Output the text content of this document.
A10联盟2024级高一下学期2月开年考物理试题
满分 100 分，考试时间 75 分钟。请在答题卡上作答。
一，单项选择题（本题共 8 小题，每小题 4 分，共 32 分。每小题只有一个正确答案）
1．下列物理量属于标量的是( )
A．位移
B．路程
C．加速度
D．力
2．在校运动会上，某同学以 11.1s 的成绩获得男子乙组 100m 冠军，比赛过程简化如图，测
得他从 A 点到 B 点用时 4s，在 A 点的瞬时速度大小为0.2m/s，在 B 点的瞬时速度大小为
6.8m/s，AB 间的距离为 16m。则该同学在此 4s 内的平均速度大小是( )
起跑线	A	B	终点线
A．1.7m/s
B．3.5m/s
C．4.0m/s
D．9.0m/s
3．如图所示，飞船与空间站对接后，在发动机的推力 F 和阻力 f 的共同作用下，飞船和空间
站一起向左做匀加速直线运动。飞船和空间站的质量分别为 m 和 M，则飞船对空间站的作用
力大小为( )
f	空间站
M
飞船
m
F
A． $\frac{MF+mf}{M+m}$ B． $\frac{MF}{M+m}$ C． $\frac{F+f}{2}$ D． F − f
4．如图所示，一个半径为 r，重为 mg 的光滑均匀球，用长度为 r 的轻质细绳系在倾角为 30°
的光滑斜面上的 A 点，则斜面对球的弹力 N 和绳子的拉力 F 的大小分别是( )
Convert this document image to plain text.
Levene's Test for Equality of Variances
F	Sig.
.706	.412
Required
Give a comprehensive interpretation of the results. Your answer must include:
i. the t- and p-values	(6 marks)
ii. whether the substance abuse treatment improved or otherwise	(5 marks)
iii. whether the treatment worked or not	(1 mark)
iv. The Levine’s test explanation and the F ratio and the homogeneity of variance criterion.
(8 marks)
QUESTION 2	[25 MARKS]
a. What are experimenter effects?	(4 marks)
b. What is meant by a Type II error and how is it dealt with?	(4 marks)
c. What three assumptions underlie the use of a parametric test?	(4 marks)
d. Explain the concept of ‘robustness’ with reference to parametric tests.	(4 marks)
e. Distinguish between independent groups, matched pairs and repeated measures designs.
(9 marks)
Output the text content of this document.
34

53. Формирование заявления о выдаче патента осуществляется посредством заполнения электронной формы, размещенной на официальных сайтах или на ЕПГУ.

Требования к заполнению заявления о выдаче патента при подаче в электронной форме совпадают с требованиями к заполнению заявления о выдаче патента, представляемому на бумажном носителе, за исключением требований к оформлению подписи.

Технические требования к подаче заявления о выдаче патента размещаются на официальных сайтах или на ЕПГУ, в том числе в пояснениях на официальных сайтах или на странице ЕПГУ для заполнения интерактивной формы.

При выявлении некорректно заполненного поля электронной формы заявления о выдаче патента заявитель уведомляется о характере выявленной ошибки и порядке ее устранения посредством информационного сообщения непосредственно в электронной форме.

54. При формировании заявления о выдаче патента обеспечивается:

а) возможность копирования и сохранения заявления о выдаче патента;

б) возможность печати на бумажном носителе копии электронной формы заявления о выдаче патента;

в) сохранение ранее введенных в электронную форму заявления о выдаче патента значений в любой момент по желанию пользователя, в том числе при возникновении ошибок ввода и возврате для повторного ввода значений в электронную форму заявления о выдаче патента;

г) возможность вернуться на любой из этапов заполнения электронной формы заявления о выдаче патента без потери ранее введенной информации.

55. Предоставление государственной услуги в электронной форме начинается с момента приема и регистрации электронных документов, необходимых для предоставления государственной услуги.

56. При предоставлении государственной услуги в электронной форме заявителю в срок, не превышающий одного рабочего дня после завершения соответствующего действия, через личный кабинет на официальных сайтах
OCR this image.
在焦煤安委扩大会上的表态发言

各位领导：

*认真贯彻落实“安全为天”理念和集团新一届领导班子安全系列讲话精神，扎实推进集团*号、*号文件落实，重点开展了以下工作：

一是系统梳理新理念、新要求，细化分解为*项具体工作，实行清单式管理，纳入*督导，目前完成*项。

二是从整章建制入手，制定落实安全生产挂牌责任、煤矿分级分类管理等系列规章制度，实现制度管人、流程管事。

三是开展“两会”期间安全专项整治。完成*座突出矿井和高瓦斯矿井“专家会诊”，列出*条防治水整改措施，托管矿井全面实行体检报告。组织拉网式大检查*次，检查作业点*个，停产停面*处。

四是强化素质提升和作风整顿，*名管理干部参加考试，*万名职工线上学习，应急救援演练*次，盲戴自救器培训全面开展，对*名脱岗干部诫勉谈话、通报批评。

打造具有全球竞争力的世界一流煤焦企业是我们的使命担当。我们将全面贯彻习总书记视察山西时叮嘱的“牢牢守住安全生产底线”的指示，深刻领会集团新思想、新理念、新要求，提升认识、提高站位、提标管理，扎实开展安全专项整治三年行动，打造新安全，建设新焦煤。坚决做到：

━━━━

= THE PROBLEM =
Lines holding the word "услуги" should be counted across the entries; state only how many there are.

= EXERCISE OUTPUT =
2